* Passage shown *
┄┄┄┄┄┄┄┄┄┄

Is it something similar in other European countries? Or having the tv on on New Year's morning is not so common in other places?


----------



## federicoft

Xiroi said:


> Is it something similar in other European countries? Or having the tv on on New Year's morning is not so common in other places?



Haha! It is broadcasted here as well by state television. January 1st is a perfect day for family and friends gatherings. People congratulating each other, kids playing, youths returning home from parties and having breakfast at 2pm... and An der schönen blauen Donau in the background during all this.

I wouldn't call it a 'tradition', but I know it is a common occurrence in many houses.


----------



## Ushuaia

Are we the only crazy ones who have the tradition of giving women pink underwear for Christmas that they should use for the first time the following New Year´s Eve? (Or did my Mom just place them carefully wrapped under the tree so that we felt we had gotten more presents?)

I´m of Spanish and Italian descent... now I doubt all of our family traditions!!


----------



## fragile1

It is not crazy at all! In  colourtheraphy the pink colour is the colour of happiness!
What's a wonderful tradition! A agree!


----------



## Ushuaia

I like it too, and keep it. I´m not sure it´s strictly a "Christmas tradition"; as I said, that might have been just my Mom, but it´s definitely traditional to wear new, pink underpants for New Year´s Eve in Argentina. You don´t have to believe me: check any lingerie shop window in the country, from mid-November to early January... pink is all over the place.

┄┄┄┄┄┄┄┄┄┄

* Provided material *
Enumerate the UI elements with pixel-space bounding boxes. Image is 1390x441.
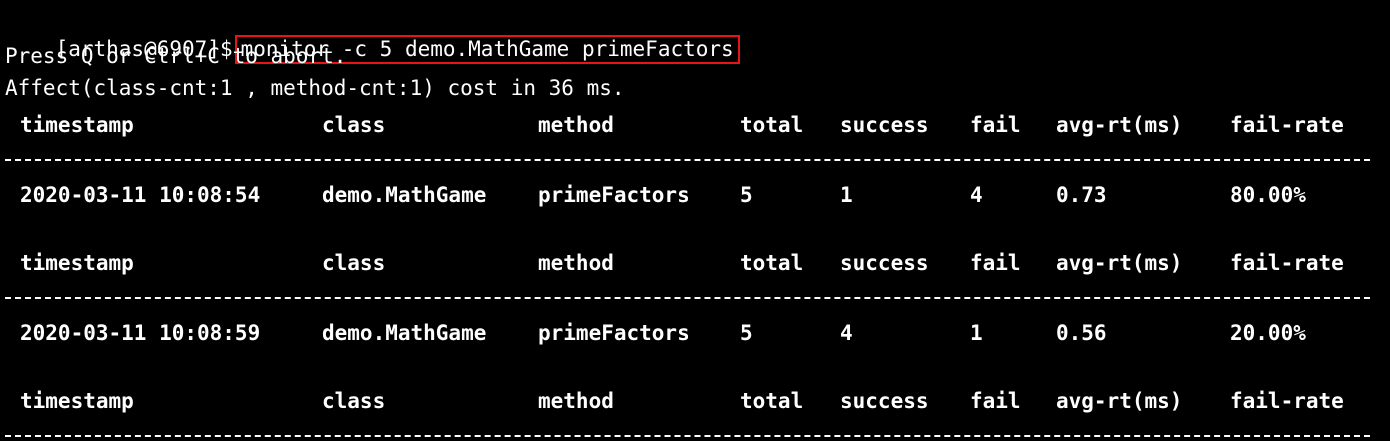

┄┄┄┄┄┄┄┄┄┄

* Written exercise 1 *
Answer these questions from the New Year thread:
(a) According to federicoft, at what time do youths returning home from parties have breakfast on January 1st?
(b) In fragile1's post, pink is called the color of what?
(c) In which country does Ushuaia say it is traditional to wear new pink underpants for New Year's Eve?
* Written exercise 2 *
From the New Year thread, output the passage that begins at the words "## federicoft" and stops after "during all this.", reproducing it character for character.
The material above comes from a different source than the New Year thread.

* Final result 1 *
(a) At 2pm.
(b) Happiness.
(c) Argentina.

* Final result 2 *
## federicoft

Xiroi said:


> Is it something similar in other European countries? Or having the tv on on New Year's morning is not so common in other places?



Haha! It is broadcasted here as well by state television. January 1st is a perfect day for family and friends gatherings. People congratulating each other, kids playing, youths returning home from parties and having breakfast at 2pm... and An der schönen blauen Donau in the background during all this.